[Collected data entries]
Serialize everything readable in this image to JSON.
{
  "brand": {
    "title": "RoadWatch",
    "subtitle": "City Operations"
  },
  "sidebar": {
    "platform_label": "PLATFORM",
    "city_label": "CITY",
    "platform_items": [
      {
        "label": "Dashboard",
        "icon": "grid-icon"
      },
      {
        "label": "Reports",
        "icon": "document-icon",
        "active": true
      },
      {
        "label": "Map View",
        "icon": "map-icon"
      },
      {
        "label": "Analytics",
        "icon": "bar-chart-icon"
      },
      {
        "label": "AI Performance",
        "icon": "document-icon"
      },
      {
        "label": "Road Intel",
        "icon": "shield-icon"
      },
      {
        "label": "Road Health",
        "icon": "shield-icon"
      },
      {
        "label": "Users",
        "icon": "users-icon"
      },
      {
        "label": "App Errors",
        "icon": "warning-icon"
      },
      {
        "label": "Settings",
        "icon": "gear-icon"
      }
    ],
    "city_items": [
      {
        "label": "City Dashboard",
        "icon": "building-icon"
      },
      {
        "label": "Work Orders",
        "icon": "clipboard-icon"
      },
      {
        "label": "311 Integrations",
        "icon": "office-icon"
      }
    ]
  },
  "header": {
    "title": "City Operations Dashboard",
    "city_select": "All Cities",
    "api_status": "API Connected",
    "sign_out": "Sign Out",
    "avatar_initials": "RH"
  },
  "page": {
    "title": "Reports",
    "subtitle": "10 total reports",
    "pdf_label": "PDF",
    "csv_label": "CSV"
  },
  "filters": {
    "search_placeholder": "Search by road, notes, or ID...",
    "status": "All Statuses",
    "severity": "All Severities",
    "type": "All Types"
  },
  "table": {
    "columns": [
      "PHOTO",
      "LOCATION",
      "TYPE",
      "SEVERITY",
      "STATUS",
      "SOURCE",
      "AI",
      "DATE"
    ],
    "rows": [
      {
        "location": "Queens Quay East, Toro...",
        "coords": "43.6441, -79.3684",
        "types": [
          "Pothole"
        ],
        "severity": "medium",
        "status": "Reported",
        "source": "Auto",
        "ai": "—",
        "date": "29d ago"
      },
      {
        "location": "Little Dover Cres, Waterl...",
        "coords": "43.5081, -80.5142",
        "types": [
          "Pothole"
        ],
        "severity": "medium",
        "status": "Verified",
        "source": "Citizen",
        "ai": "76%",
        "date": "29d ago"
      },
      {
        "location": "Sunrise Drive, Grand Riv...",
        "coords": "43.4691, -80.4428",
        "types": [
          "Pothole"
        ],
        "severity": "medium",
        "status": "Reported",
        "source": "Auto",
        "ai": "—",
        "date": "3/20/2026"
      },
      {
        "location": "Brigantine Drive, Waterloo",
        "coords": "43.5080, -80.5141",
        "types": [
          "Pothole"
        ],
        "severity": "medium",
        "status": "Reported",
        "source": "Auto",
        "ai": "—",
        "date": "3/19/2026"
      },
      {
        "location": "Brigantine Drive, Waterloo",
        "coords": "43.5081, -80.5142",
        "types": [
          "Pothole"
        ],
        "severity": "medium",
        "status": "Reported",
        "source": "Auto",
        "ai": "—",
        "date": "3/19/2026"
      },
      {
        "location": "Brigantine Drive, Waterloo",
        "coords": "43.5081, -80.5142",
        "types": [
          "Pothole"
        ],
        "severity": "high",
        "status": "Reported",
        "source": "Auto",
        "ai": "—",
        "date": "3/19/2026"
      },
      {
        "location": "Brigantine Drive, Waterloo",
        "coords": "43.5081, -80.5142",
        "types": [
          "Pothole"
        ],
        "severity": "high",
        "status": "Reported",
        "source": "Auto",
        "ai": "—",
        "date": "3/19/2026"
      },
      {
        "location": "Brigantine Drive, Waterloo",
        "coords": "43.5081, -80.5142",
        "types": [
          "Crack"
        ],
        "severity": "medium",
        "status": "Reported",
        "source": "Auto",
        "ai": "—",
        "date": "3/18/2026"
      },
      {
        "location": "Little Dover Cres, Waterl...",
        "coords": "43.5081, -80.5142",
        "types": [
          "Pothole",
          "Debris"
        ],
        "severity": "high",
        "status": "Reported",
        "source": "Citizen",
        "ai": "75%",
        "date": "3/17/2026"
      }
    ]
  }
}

### WRITTEN PROBLEM
Search the lines for "subtitle". Copy each line that has it.

### EXPECTED OUTPUT
    "subtitle": "City Operations"
    "subtitle": "10 total reports",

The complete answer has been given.